» Written request: Search the entries below. Return every line that has "Full" in it.

» Extracted entries:
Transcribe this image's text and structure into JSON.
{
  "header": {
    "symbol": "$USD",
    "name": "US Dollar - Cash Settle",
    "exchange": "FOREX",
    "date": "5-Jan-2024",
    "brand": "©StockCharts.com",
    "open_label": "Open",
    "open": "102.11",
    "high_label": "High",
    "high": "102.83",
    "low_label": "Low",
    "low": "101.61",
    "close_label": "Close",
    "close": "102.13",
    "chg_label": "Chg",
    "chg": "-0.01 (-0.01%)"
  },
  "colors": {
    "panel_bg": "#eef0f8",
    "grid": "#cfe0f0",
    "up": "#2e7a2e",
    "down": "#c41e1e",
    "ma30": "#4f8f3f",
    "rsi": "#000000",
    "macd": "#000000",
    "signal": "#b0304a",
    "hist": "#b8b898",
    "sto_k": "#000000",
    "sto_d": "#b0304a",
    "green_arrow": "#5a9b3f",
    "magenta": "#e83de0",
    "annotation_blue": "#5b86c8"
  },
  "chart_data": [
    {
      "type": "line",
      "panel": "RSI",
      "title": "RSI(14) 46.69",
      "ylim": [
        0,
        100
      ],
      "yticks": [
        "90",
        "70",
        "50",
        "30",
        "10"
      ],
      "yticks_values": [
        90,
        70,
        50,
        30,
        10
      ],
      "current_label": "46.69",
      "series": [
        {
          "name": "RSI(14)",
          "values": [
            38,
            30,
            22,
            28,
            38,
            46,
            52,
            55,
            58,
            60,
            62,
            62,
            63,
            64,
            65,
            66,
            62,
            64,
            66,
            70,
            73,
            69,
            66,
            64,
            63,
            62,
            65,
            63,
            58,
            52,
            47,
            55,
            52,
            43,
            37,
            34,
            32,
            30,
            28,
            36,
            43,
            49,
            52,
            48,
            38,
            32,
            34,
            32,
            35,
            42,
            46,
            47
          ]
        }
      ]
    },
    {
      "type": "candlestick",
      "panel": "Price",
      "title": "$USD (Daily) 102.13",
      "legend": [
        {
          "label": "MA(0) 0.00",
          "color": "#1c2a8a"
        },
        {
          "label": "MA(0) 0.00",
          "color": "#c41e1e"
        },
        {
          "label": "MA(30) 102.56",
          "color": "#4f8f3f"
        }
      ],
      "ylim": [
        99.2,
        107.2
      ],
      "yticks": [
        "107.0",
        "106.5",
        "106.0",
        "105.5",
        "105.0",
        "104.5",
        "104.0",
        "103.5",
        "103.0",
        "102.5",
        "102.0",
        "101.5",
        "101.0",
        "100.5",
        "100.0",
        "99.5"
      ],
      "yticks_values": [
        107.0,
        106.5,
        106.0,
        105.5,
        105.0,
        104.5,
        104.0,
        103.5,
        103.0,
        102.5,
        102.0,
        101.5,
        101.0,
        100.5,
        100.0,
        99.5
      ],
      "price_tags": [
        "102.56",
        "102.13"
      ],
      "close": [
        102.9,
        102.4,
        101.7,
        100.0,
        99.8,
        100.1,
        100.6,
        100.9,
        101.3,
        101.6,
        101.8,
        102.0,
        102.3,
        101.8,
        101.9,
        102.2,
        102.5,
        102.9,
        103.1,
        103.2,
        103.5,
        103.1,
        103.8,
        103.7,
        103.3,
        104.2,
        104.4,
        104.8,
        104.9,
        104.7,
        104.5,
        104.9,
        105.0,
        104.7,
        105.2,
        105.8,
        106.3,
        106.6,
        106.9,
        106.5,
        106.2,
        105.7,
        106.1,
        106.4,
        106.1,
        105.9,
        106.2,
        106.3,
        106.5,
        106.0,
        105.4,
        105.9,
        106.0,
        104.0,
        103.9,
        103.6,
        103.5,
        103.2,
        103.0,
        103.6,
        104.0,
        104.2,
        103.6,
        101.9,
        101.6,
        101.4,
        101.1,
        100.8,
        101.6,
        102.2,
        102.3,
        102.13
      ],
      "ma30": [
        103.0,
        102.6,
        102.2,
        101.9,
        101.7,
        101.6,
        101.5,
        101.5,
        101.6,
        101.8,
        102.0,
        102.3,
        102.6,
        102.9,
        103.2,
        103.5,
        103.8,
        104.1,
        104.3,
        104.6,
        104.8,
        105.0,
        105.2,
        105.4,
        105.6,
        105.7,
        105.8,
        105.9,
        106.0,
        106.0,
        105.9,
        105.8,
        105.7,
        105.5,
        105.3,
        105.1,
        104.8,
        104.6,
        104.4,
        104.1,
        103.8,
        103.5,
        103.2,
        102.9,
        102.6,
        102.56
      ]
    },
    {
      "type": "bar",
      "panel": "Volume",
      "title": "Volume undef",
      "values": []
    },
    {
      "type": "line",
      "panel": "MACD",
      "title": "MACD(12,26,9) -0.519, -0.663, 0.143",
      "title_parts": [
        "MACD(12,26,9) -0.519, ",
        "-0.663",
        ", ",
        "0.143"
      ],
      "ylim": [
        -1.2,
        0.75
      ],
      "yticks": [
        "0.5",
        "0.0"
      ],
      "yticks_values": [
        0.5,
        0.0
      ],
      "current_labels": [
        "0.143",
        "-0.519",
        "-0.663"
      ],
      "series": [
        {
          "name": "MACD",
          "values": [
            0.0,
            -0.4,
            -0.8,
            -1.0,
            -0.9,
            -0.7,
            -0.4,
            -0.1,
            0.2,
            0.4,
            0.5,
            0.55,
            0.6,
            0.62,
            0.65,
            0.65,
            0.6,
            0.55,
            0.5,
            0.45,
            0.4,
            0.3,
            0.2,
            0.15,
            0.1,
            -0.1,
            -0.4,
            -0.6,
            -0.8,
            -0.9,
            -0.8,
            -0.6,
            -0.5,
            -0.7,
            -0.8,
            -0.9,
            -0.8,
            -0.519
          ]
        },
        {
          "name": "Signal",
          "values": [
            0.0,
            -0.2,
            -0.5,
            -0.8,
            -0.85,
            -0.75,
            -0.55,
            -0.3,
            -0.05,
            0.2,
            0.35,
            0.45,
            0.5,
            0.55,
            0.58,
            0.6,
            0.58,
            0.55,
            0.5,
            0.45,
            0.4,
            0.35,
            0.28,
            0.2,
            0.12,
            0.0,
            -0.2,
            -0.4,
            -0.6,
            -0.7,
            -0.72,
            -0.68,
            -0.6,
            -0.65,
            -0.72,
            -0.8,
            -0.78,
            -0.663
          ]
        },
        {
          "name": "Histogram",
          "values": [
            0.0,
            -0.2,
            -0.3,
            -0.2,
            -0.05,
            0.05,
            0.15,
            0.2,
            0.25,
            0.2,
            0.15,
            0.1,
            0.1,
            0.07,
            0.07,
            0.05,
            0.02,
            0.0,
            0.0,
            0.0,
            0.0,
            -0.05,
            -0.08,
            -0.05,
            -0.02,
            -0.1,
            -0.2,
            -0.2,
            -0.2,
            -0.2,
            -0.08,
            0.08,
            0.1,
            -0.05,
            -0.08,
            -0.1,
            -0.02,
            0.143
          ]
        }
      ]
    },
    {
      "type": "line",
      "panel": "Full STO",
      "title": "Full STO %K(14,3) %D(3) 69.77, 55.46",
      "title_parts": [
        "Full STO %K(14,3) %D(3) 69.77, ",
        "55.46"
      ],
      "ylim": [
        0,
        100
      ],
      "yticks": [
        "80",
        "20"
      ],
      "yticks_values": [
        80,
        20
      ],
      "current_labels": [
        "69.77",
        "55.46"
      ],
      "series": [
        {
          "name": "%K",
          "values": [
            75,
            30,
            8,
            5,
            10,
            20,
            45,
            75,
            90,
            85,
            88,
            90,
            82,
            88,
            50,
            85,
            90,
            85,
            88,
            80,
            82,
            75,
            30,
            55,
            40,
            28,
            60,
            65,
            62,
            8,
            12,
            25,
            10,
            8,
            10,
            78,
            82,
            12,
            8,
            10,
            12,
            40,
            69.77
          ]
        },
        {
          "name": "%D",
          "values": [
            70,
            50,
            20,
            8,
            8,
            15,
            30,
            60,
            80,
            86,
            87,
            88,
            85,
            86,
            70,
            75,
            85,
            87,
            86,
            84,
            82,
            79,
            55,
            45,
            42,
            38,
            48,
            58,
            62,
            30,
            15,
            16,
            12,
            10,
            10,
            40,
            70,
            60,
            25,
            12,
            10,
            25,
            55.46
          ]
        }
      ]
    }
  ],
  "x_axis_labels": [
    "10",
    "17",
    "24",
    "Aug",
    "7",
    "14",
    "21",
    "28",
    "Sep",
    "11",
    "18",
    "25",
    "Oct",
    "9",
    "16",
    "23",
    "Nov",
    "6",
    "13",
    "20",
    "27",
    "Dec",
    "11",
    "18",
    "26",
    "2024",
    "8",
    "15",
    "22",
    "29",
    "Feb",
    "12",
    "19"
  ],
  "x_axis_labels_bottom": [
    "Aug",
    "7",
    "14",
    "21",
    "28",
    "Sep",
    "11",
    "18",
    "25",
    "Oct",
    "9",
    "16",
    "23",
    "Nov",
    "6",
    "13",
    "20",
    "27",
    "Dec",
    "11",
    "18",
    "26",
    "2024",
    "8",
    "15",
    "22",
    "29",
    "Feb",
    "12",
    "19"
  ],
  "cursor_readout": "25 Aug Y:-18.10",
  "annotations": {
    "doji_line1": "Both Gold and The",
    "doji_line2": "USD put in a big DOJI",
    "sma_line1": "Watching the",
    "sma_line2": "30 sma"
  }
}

» Result of the task:
      "panel": "Full STO",
      "title": "Full STO %K(14,3) %D(3) 69.77, 55.46",
        "Full STO %K(14,3) %D(3) 69.77, ",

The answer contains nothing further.